Records contained in a dataset
══════════

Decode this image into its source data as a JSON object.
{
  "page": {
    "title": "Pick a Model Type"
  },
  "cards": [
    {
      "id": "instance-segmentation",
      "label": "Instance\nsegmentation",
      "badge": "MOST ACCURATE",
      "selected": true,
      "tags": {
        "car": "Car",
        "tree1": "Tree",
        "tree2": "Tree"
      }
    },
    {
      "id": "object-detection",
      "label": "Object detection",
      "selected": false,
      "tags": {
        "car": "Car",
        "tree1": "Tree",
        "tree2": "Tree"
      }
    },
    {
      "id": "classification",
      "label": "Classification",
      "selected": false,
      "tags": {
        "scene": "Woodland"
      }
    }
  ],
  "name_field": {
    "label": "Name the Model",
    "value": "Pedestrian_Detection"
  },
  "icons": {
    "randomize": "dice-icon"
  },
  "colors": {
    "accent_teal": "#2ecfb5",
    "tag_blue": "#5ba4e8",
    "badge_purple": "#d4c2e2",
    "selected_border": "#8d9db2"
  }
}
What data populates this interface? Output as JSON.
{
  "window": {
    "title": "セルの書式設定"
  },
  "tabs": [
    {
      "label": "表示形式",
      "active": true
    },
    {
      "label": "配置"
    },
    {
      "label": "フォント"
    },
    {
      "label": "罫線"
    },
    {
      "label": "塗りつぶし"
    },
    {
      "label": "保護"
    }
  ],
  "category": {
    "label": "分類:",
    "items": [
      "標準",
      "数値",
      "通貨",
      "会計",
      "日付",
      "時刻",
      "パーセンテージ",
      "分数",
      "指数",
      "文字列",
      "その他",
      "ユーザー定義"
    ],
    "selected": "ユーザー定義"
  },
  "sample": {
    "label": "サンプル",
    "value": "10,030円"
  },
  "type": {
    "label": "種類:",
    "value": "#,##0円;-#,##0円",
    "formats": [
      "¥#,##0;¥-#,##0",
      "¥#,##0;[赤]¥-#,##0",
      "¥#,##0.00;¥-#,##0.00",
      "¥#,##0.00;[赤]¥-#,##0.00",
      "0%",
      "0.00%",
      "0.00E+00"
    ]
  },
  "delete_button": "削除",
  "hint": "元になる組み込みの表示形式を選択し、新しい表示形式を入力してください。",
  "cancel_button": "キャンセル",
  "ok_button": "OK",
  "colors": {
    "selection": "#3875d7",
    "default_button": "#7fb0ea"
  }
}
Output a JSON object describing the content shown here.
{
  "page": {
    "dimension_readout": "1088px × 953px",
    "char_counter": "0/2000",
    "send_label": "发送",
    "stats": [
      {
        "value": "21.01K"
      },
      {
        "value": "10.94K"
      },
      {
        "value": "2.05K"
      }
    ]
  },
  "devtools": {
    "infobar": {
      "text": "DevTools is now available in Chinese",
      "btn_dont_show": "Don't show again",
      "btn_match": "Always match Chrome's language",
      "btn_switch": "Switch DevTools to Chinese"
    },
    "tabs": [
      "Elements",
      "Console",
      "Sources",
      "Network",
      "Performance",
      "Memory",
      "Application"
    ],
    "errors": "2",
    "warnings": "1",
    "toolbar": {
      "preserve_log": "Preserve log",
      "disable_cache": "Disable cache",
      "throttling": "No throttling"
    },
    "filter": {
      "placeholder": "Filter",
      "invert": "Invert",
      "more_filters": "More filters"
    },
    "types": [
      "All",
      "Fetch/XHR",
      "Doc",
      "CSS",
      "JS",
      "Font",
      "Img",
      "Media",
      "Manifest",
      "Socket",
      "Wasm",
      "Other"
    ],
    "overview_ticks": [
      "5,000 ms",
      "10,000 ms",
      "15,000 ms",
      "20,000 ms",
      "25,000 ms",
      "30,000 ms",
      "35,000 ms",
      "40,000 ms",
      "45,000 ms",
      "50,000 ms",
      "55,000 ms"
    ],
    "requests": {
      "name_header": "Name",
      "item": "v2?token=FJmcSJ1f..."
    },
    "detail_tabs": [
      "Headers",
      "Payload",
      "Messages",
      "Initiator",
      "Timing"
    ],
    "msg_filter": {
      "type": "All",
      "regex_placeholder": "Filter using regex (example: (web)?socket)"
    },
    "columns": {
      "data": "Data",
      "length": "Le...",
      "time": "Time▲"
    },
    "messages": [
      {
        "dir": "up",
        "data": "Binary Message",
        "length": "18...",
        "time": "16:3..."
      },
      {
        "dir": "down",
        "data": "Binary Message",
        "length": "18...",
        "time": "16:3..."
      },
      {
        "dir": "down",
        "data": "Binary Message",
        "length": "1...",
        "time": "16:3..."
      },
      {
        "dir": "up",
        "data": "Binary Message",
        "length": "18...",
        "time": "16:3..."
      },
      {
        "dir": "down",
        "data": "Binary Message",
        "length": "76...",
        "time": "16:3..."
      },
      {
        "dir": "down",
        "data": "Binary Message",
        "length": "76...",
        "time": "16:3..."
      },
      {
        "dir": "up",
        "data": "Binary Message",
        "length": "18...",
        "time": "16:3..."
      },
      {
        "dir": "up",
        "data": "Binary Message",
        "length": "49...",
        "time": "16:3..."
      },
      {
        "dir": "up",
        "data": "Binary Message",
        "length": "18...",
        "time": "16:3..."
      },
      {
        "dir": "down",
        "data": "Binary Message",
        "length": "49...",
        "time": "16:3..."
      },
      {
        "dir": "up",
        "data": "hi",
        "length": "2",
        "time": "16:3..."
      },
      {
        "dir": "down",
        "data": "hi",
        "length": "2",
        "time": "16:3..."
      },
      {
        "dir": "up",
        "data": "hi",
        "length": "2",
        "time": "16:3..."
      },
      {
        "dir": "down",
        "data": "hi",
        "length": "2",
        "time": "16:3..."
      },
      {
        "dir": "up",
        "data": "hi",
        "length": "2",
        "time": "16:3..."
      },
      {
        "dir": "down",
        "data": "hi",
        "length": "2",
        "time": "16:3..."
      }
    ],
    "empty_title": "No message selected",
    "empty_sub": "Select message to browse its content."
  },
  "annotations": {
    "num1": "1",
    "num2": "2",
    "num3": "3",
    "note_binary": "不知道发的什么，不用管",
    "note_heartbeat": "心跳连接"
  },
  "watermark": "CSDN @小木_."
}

══════════

Please output every record, keeping each line exact.

Written solution
Decode this image into its source data as a JSON object.
{
  "page": {
    "title": "Pick a Model Type"
  },
  "cards": [
    {
      "id": "instance-segmentation",
      "label": "Instance\nsegmentation",
      "badge": "MOST ACCURATE",
      "selected": true,
      "tags": {
        "car": "Car",
        "tree1": "Tree",
        "tree2": "Tree"
      }
    },
    {
      "id": "object-detection",
      "label": "Object detection",
      "selected": false,
      "tags": {
        "car": "Car",
        "tree1": "Tree",
        "tree2": "Tree"
      }
    },
    {
      "id": "classification",
      "label": "Classification",
      "selected": false,
      "tags": {
        "scene": "Woodland"
      }
    }
  ],
  "name_field": {
    "label": "Name the Model",
    "value": "Pedestrian_Detection"
  },
  "icons": {
    "randomize": "dice-icon"
  },
  "colors": {
    "accent_teal": "#2ecfb5",
    "tag_blue": "#5ba4e8",
    "badge_purple": "#d4c2e2",
    "selected_border": "#8d9db2"
  }
}
What data populates this interface? Output as JSON.
{
  "window": {
    "title": "セルの書式設定"
  },
  "tabs": [
    {
      "label": "表示形式",
      "active": true
    },
    {
      "label": "配置"
    },
    {
      "label": "フォント"
    },
    {
      "label": "罫線"
    },
    {
      "label": "塗りつぶし"
    },
    {
      "label": "保護"
    }
  ],
  "category": {
    "label": "分類:",
    "items": [
      "標準",
      "数値",
      "通貨",
      "会計",
      "日付",
      "時刻",
      "パーセンテージ",
      "分数",
      "指数",
      "文字列",
      "その他",
      "ユーザー定義"
    ],
    "selected": "ユーザー定義"
  },
  "sample": {
    "label": "サンプル",
    "value": "10,030円"
  },
  "type": {
    "label": "種類:",
    "value": "#,##0円;-#,##0円",
    "formats": [
      "¥#,##0;¥-#,##0",
      "¥#,##0;[赤]¥-#,##0",
      "¥#,##0.00;¥-#,##0.00",
      "¥#,##0.00;[赤]¥-#,##0.00",
      "0%",
      "0.00%",
      "0.00E+00"
    ]
  },
  "delete_button": "削除",
  "hint": "元になる組み込みの表示形式を選択し、新しい表示形式を入力してください。",
  "cancel_button": "キャンセル",
  "ok_button": "OK",
  "colors": {
    "selection": "#3875d7",
    "default_button": "#7fb0ea"
  }
}
Output a JSON object describing the content shown here.
{
  "page": {
    "dimension_readout": "1088px × 953px",
    "char_counter": "0/2000",
    "send_label": "发送",
    "stats": [
      {
        "value": "21.01K"
      },
      {
        "value": "10.94K"
      },
      {
        "value": "2.05K"
      }
    ]
  },
  "devtools": {
    "infobar": {
      "text": "DevTools is now available in Chinese",
      "btn_dont_show": "Don't show again",
      "btn_match": "Always match Chrome's language",
      "btn_switch": "Switch DevTools to Chinese"
    },
    "tabs": [
      "Elements",
      "Console",
      "Sources",
      "Network",
      "Performance",
      "Memory",
      "Application"
    ],
    "errors": "2",
    "warnings": "1",
    "toolbar": {
      "preserve_log": "Preserve log",
      "disable_cache": "Disable cache",
      "throttling": "No throttling"
    },
    "filter": {
      "placeholder": "Filter",
      "invert": "Invert",
      "more_filters": "More filters"
    },
    "types": [
      "All",
      "Fetch/XHR",
      "Doc",
      "CSS",
      "JS",
      "Font",
      "Img",
      "Media",
      "Manifest",
      "Socket",
      "Wasm",
      "Other"
    ],
    "overview_ticks": [
      "5,000 ms",
      "10,000 ms",
      "15,000 ms",
      "20,000 ms",
      "25,000 ms",
      "30,000 ms",
      "35,000 ms",
      "40,000 ms",
      "45,000 ms",
      "50,000 ms",
      "55,000 ms"
    ],
    "requests": {
      "name_header": "Name",
      "item": "v2?token=FJmcSJ1f..."
    },
    "detail_tabs": [
      "Headers",
      "Payload",
      "Messages",
      "Initiator",
      "Timing"
    ],
    "msg_filter": {
      "type": "All",
      "regex_placeholder": "Filter using regex (example: (web)?socket)"
    },
    "columns": {
      "data": "Data",
      "length": "Le...",
      "time": "Time▲"
    },
    "messages": [
      {
        "dir": "up",
        "data": "Binary Message",
        "length": "18...",
        "time": "16:3..."
      },
      {
        "dir": "down",
        "data": "Binary Message",
        "length": "18...",
        "time": "16:3..."
      },
      {
        "dir": "down",
        "data": "Binary Message",
        "length": "1...",
        "time": "16:3..."
      },
      {
        "dir": "up",
        "data": "Binary Message",
        "length": "18...",
        "time": "16:3..."
      },
      {
        "dir": "down",
        "data": "Binary Message",
        "length": "76...",
        "time": "16:3..."
      },
      {
        "dir": "down",
        "data": "Binary Message",
        "length": "76...",
        "time": "16:3..."
      },
      {
        "dir": "up",
        "data": "Binary Message",
        "length": "18...",
        "time": "16:3..."
      },
      {
        "dir": "up",
        "data": "Binary Message",
        "length": "49...",
        "time": "16:3..."
      },
      {
        "dir": "up",
        "data": "Binary Message",
        "length": "18...",
        "time": "16:3..."
      },
      {
        "dir": "down",
        "data": "Binary Message",
        "length": "49...",
        "time": "16:3..."
      },
      {
        "dir": "up",
        "data": "hi",
        "length": "2",
        "time": "16:3..."
      },
      {
        "dir": "down",
        "data": "hi",
        "length": "2",
        "time": "16:3..."
      },
      {
        "dir": "up",
        "data": "hi",
        "length": "2",
        "time": "16:3..."
      },
      {
        "dir": "down",
        "data": "hi",
        "length": "2",
        "time": "16:3..."
      },
      {
        "dir": "up",
        "data": "hi",
        "length": "2",
        "time": "16:3..."
      },
      {
        "dir": "down",
        "data": "hi",
        "length": "2",
        "time": "16:3..."
      }
    ],
    "empty_title": "No message selected",
    "empty_sub": "Select message to browse its content."
  },
  "annotations": {
    "num1": "1",
    "num2": "2",
    "num3": "3",
    "note_binary": "不知道发的什么，不用管",
    "note_heartbeat": "心跳连接"
  },
  "watermark": "CSDN @小木_."
}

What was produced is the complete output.